- GIVEN TASK -
Copy out each line below exactly as it appears.

- DATA SUPPLIED -
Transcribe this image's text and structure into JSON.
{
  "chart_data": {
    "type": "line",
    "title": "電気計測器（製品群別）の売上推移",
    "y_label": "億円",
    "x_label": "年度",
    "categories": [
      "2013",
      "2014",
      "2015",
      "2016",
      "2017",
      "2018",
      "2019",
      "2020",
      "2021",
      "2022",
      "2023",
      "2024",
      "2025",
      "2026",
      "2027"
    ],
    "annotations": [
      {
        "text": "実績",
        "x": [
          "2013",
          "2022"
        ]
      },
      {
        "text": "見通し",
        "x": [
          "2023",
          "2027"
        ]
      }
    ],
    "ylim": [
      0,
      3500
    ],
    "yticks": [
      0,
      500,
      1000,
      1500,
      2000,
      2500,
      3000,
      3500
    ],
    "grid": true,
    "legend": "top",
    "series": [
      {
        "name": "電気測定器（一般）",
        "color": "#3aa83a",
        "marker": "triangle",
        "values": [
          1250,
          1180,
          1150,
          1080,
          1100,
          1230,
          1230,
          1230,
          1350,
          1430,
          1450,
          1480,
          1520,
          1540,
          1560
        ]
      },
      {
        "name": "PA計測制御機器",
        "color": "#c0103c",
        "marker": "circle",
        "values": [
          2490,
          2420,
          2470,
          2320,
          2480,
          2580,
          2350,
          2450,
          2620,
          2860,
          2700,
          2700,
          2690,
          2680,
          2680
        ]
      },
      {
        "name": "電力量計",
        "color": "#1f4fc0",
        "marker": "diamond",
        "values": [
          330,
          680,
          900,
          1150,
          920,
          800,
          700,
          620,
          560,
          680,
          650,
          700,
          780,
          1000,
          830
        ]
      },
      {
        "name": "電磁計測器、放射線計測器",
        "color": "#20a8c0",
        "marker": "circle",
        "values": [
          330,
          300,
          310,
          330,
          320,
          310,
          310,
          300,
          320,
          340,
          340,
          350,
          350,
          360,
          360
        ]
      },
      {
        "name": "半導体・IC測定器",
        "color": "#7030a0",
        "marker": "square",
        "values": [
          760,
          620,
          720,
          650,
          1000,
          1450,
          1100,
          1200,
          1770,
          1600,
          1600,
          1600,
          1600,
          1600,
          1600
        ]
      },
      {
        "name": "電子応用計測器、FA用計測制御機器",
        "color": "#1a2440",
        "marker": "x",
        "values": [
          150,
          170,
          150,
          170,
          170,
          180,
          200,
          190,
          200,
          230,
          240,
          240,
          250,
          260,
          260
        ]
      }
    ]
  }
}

- EXPECTED OUTPUT -
Transcribe this image's text and structure into JSON.
{
  "chart_data": {
    "type": "line",
    "title": "電気計測器（製品群別）の売上推移",
    "y_label": "億円",
    "x_label": "年度",
    "categories": [
      "2013",
      "2014",
      "2015",
      "2016",
      "2017",
      "2018",
      "2019",
      "2020",
      "2021",
      "2022",
      "2023",
      "2024",
      "2025",
      "2026",
      "2027"
    ],
    "annotations": [
      {
        "text": "実績",
        "x": [
          "2013",
          "2022"
        ]
      },
      {
        "text": "見通し",
        "x": [
          "2023",
          "2027"
        ]
      }
    ],
    "ylim": [
      0,
      3500
    ],
    "yticks": [
      0,
      500,
      1000,
      1500,
      2000,
      2500,
      3000,
      3500
    ],
    "grid": true,
    "legend": "top",
    "series": [
      {
        "name": "電気測定器（一般）",
        "color": "#3aa83a",
        "marker": "triangle",
        "values": [
          1250,
          1180,
          1150,
          1080,
          1100,
          1230,
          1230,
          1230,
          1350,
          1430,
          1450,
          1480,
          1520,
          1540,
          1560
        ]
      },
      {
        "name": "PA計測制御機器",
        "color": "#c0103c",
        "marker": "circle",
        "values": [
          2490,
          2420,
          2470,
          2320,
          2480,
          2580,
          2350,
          2450,
          2620,
          2860,
          2700,
          2700,
          2690,
          2680,
          2680
        ]
      },
      {
        "name": "電力量計",
        "color": "#1f4fc0",
        "marker": "diamond",
        "values": [
          330,
          680,
          900,
          1150,
          920,
          800,
          700,
          620,
          560,
          680,
          650,
          700,
          780,
          1000,
          830
        ]
      },
      {
        "name": "電磁計測器、放射線計測器",
        "color": "#20a8c0",
        "marker": "circle",
        "values": [
          330,
          300,
          310,
          330,
          320,
          310,
          310,
          300,
          320,
          340,
          340,
          350,
          350,
          360,
          360
        ]
      },
      {
        "name": "半導体・IC測定器",
        "color": "#7030a0",
        "marker": "square",
        "values": [
          760,
          620,
          720,
          650,
          1000,
          1450,
          1100,
          1200,
          1770,
          1600,
          1600,
          1600,
          1600,
          1600,
          1600
        ]
      },
      {
        "name": "電子応用計測器、FA用計測制御機器",
        "color": "#1a2440",
        "marker": "x",
        "values": [
          150,
          170,
          150,
          170,
          170,
          180,
          200,
          190,
          200,
          230,
          240,
          240,
          250,
          260,
          260
        ]
      }
    ]
  }
}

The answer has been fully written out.